À la suite d'une audience virtuelle tenue dans la journée du 9 novembre, la juge Yvonne Gonzalez Rogers a rejeté la demande d'Apple de retarder la mise en œuvre d'une injonction permanente qui l'obligera à apporter des modifications importantes à l'App Store. La juge Yvonne Gonzalez Rogers de l'affaire Epic contre Apple déclare qu'Apple doit se conformer à une ordonnance permettant aux développeurs d'ajouter des liens et des boutons vers des options de paiement externes, et rejette la motion de suspension de l'entreprise. « La requête d'Apple est basée sur une lecture sélective des conclusions de cette Cour et ignore toutes les conclusions qui ont soutenu l'injonction », peut-on lire dans sa nouvelle ordonnance.
Epic Games, le développeur de Fortnite, un jeu en ligne qui oppose les joueurs dans une bataille royale animée jusqu'au dernier survivant, a mené ces derniers mois une campagne de relations publiques et juridique contre Apple. Epic a parodié la publicité emblématique d'Apple "1984" et a fait valoir devant les tribunaux que la société agit de manière anticoncurrentielle en n'autorisant que les applications approuvées sur le milliard d'iPhone dans le monde et en forçant les développeurs à utiliser le système de paiement in-app, qui prélève des commissions de vente pouvant atteindre 30 %.
Epic Games, qui a également développé le moteur de jeu Unreal Engine, a lancé en 2018 sa propre plateforme de distribution de jeux. Son argument de vente pour attirer les développeurs : prélever 12 % seulement des revenus de ventes sur la plateforme, ce qui laisse effectivement 88 % aux gens qui bossent dur pour développer les jeux. Epic révèle que l’Epic Games Store (EGS) pourrait être responsable de 35 à 50 % du marché des jeux sur PC d'ici 2024.
Les chiffres publiés par la société en 2020 suggèrent que l'EGS pourrait croître beaucoup plus rapidement que prévu. Les chiffres publiés par la société révèlent que l'EGS pourrait être responsable de 35 à 50 % du marché des jeux sur PC d'ici 2024. Ce qui serait un énorme succès, si l'on considère que Steam détient actuellement environ 75 % de ce marché. « Étant donné que nous sommes nous-mêmes développeurs, nous avons toujours voulu une plateforme avec une bonne économie qui nous met directement en relation avec nos joueurs », a expliqué Tim Sweeney, le PDG d'Epic Games. « Grâce au succès de Fortnite, nous avons cela désormais et nous sommes prêts à le partager avec les autres développeurs ».
Apple avait cherché à mettre en pause une ordonnance qui l'obligerait à autoriser les boutons, liens et messages in-app sur les moyens de payer pour les applications sans utiliser son propre système de paiement in-app, qui facture des commissions aux développeurs. Au cours des derniers mois, Apple a fait l'objet d'un examen de plus en plus minutieux de la part des développeurs et des autorités de réglementation concernant les pratiques de son App Store. Epic Games, créateur de Fortnite, s'est montré particulièrement critique à l'égard de l'App Store, qu'il a qualifié à plusieurs reprises de monopole.

Données enregistrées:
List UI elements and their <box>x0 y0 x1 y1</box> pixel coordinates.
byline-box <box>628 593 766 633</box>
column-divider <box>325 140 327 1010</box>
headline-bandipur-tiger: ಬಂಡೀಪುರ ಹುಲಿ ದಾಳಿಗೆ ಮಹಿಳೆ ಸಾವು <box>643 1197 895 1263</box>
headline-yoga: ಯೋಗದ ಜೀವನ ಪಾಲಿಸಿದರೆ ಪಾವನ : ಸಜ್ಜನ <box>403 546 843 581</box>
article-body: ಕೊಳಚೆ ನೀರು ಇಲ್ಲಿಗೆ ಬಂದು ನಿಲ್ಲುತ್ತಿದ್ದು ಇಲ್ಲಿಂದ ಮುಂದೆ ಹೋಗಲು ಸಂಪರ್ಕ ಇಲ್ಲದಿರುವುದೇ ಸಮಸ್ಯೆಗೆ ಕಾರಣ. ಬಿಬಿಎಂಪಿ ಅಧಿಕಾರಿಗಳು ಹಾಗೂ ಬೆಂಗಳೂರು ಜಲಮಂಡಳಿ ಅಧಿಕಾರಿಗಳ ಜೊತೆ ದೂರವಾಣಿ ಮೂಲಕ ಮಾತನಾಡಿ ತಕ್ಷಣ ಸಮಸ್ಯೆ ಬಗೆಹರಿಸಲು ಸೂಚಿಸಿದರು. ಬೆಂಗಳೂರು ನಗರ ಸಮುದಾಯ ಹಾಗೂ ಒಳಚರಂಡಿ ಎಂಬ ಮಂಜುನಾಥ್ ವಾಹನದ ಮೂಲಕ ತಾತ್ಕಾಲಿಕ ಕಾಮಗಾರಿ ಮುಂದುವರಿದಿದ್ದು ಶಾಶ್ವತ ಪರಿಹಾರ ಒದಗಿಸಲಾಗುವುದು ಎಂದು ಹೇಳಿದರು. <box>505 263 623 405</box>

Consigne A: Restituez à l'identique le passage de l'extrait cité qui commence par « À la suite d'une » et s'achève par « sa nouvelle ordonnance. ».
Consigne B: D'après l'extrait cité, quel pourcentage des revenus de ventes Epic Games prélève-t-elle sur sa propre plateforme de distribution de jeux ?

Réponse complète A:
À la suite d'une audience virtuelle tenue dans la journée du 9 novembre, la juge Yvonne Gonzalez Rogers a rejeté la demande d'Apple de retarder la mise en œuvre d'une injonction permanente qui l'obligera à apporter des modifications importantes à l'App Store. La juge Yvonne Gonzalez Rogers de l'affaire Epic contre Apple déclare qu'Apple doit se conformer à une ordonnance permettant aux développeurs d'ajouter des liens et des boutons vers des options de paiement externes, et rejette la motion de suspension de l'entreprise. « La requête d'Apple est basée sur une lecture sélective des conclusions de cette Cour et ignore toutes les conclusions qui ont soutenu l'injonction », peut-on lire dans sa nouvelle ordonnance.

Réponse complète B: Epic Games prélève 12 % seulement des revenus de ventes sur sa plateforme.